## Do this
Your task is to repeat the entries underneath exactly, minus the pictures.

Entries taken from a collection

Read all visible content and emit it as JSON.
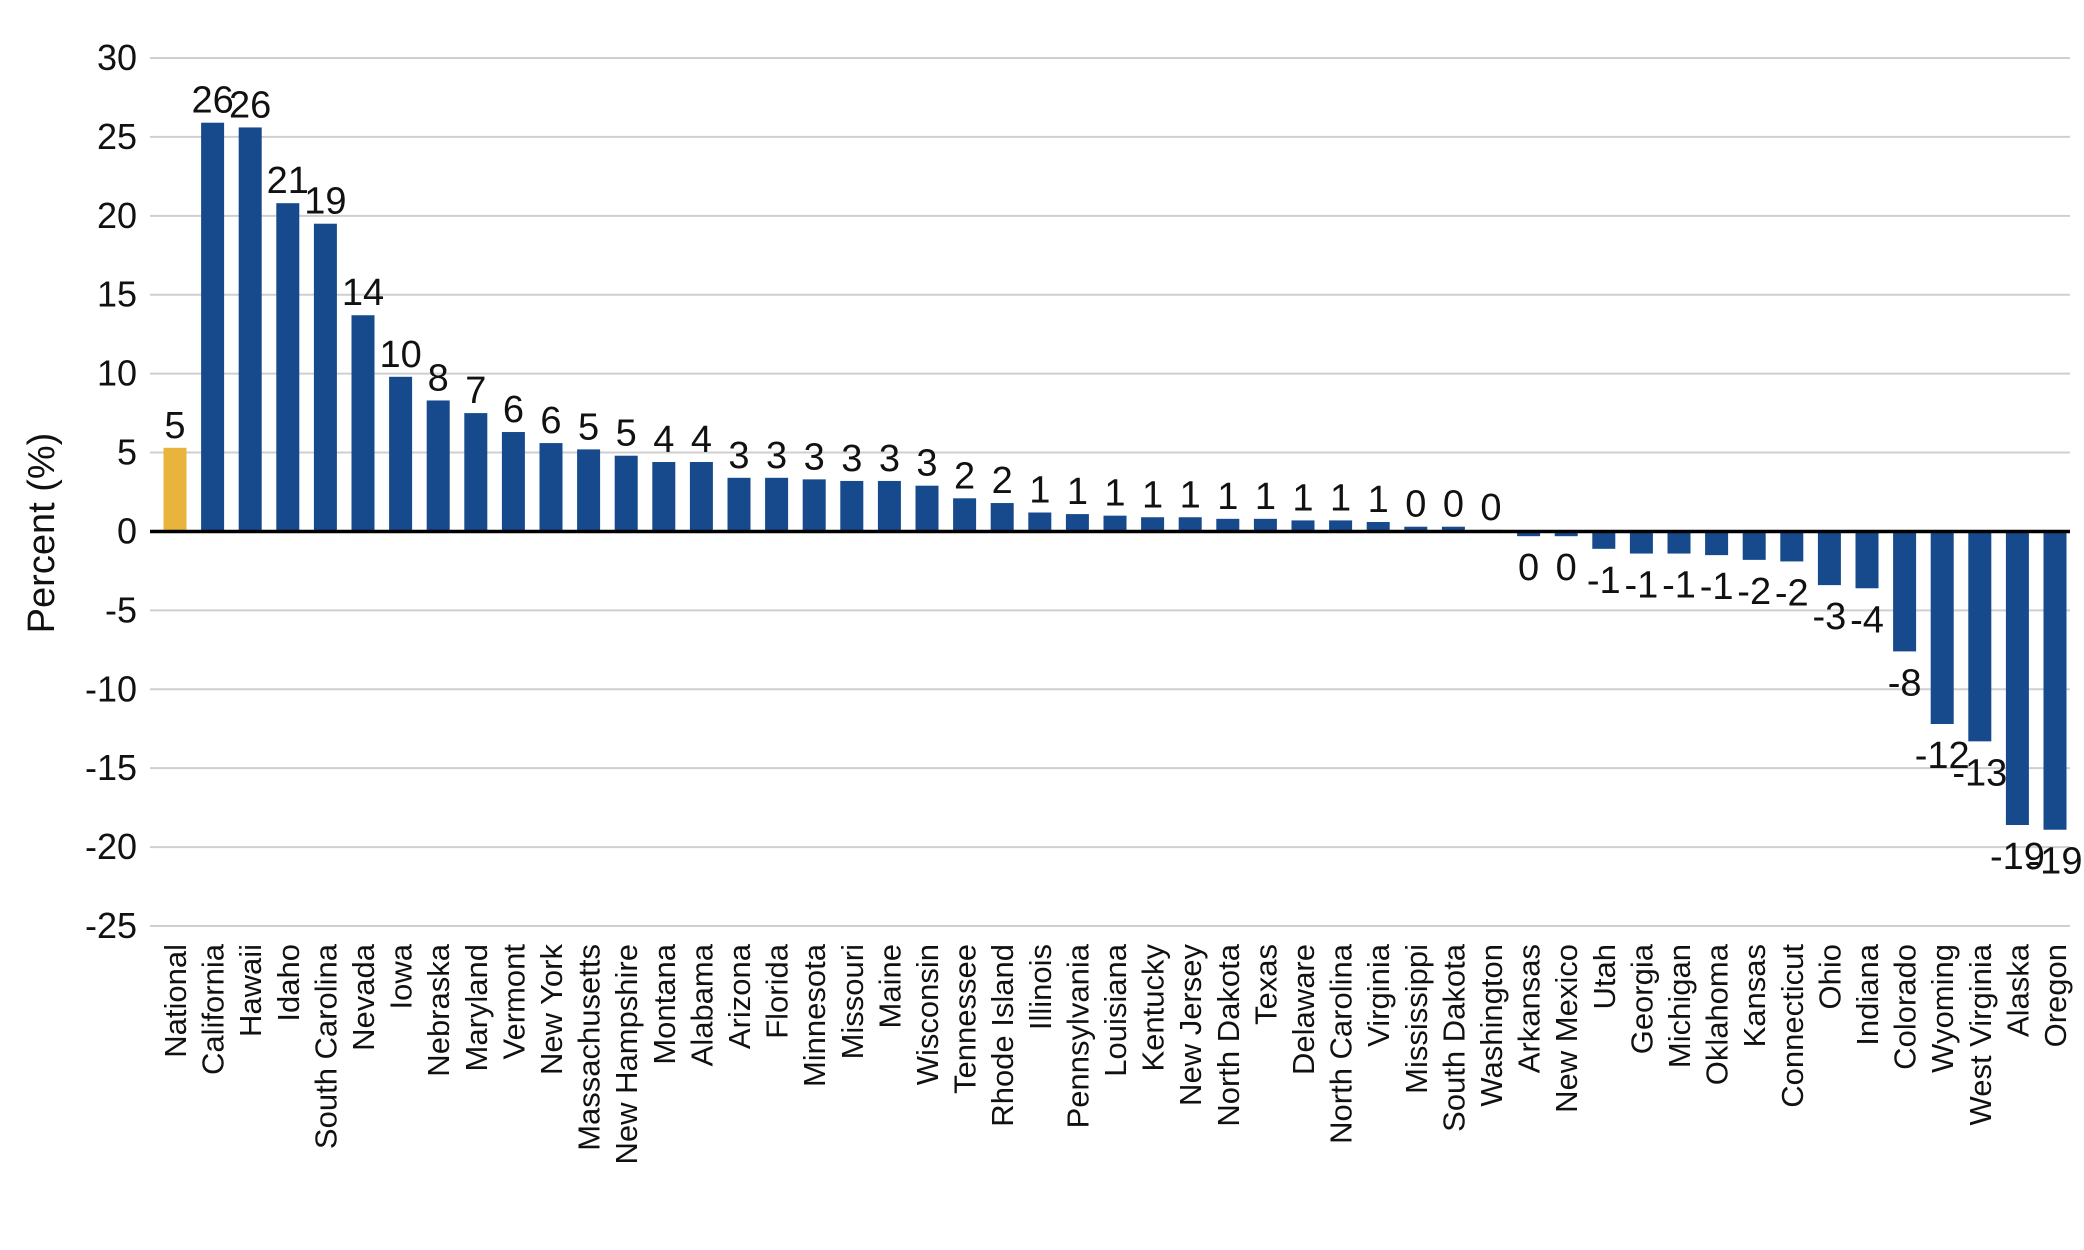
{
  "chart_data": {
    "type": "bar",
    "ylabel": "Percent (%)",
    "ylim": [
      -25,
      30
    ],
    "yticks": [
      30,
      25,
      20,
      15,
      10,
      5,
      0,
      -5,
      -10,
      -15,
      -20,
      -25
    ],
    "grid": true,
    "legend": "none",
    "colors": {
      "national": "#E8B43B",
      "state": "#164A8C"
    },
    "categories": [
      "National",
      "California",
      "Hawaii",
      "Idaho",
      "South Carolina",
      "Nevada",
      "Iowa",
      "Nebraska",
      "Maryland",
      "Vermont",
      "New York",
      "Massachusetts",
      "New Hampshire",
      "Montana",
      "Alabama",
      "Arizona",
      "Florida",
      "Minnesota",
      "Missouri",
      "Maine",
      "Wisconsin",
      "Tennessee",
      "Rhode Island",
      "Illinois",
      "Pennsylvania",
      "Louisiana",
      "Kentucky",
      "New Jersey",
      "North Dakota",
      "Texas",
      "Delaware",
      "North Carolina",
      "Virginia",
      "Mississippi",
      "South Dakota",
      "Washington",
      "Arkansas",
      "New Mexico",
      "Utah",
      "Georgia",
      "Michigan",
      "Oklahoma",
      "Kansas",
      "Connecticut",
      "Ohio",
      "Indiana",
      "Colorado",
      "Wyoming",
      "West Virginia",
      "Alaska",
      "Oregon"
    ],
    "values": [
      5.3,
      25.9,
      25.6,
      20.8,
      19.5,
      13.7,
      9.8,
      8.3,
      7.5,
      6.3,
      5.6,
      5.2,
      4.8,
      4.4,
      4.4,
      3.4,
      3.4,
      3.3,
      3.2,
      3.2,
      2.9,
      2.1,
      1.8,
      1.2,
      1.1,
      1.0,
      0.9,
      0.9,
      0.8,
      0.8,
      0.7,
      0.7,
      0.6,
      0.3,
      0.3,
      0.1,
      -0.3,
      -0.3,
      -1.1,
      -1.4,
      -1.4,
      -1.5,
      -1.8,
      -1.9,
      -3.4,
      -3.6,
      -7.6,
      -12.2,
      -13.3,
      -18.6,
      -18.9
    ],
    "labels": [
      "5",
      "26",
      "26",
      "21",
      "19",
      "14",
      "10",
      "8",
      "7",
      "6",
      "6",
      "5",
      "5",
      "4",
      "4",
      "3",
      "3",
      "3",
      "3",
      "3",
      "3",
      "2",
      "2",
      "1",
      "1",
      "1",
      "1",
      "1",
      "1",
      "1",
      "1",
      "1",
      "1",
      "0",
      "0",
      "0",
      "0",
      "0",
      "-1",
      "-1",
      "-1",
      "-1",
      "-2",
      "-2",
      "-3",
      "-4",
      "-8",
      "-12",
      "-13",
      "-19",
      "-19"
    ]
  }
}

## Solution below
Read all visible content and emit it as JSON.
{
  "chart_data": {
    "type": "bar",
    "ylabel": "Percent (%)",
    "ylim": [
      -25,
      30
    ],
    "yticks": [
      30,
      25,
      20,
      15,
      10,
      5,
      0,
      -5,
      -10,
      -15,
      -20,
      -25
    ],
    "grid": true,
    "legend": "none",
    "colors": {
      "national": "#E8B43B",
      "state": "#164A8C"
    },
    "categories": [
      "National",
      "California",
      "Hawaii",
      "Idaho",
      "South Carolina",
      "Nevada",
      "Iowa",
      "Nebraska",
      "Maryland",
      "Vermont",
      "New York",
      "Massachusetts",
      "New Hampshire",
      "Montana",
      "Alabama",
      "Arizona",
      "Florida",
      "Minnesota",
      "Missouri",
      "Maine",
      "Wisconsin",
      "Tennessee",
      "Rhode Island",
      "Illinois",
      "Pennsylvania",
      "Louisiana",
      "Kentucky",
      "New Jersey",
      "North Dakota",
      "Texas",
      "Delaware",
      "North Carolina",
      "Virginia",
      "Mississippi",
      "South Dakota",
      "Washington",
      "Arkansas",
      "New Mexico",
      "Utah",
      "Georgia",
      "Michigan",
      "Oklahoma",
      "Kansas",
      "Connecticut",
      "Ohio",
      "Indiana",
      "Colorado",
      "Wyoming",
      "West Virginia",
      "Alaska",
      "Oregon"
    ],
    "values": [
      5.3,
      25.9,
      25.6,
      20.8,
      19.5,
      13.7,
      9.8,
      8.3,
      7.5,
      6.3,
      5.6,
      5.2,
      4.8,
      4.4,
      4.4,
      3.4,
      3.4,
      3.3,
      3.2,
      3.2,
      2.9,
      2.1,
      1.8,
      1.2,
      1.1,
      1.0,
      0.9,
      0.9,
      0.8,
      0.8,
      0.7,
      0.7,
      0.6,
      0.3,
      0.3,
      0.1,
      -0.3,
      -0.3,
      -1.1,
      -1.4,
      -1.4,
      -1.5,
      -1.8,
      -1.9,
      -3.4,
      -3.6,
      -7.6,
      -12.2,
      -13.3,
      -18.6,
      -18.9
    ],
    "labels": [
      "5",
      "26",
      "26",
      "21",
      "19",
      "14",
      "10",
      "8",
      "7",
      "6",
      "6",
      "5",
      "5",
      "4",
      "4",
      "3",
      "3",
      "3",
      "3",
      "3",
      "3",
      "2",
      "2",
      "1",
      "1",
      "1",
      "1",
      "1",
      "1",
      "1",
      "1",
      "1",
      "1",
      "0",
      "0",
      "0",
      "0",
      "0",
      "-1",
      "-1",
      "-1",
      "-1",
      "-2",
      "-2",
      "-3",
      "-4",
      "-8",
      "-12",
      "-13",
      "-19",
      "-19"
    ]
  }
}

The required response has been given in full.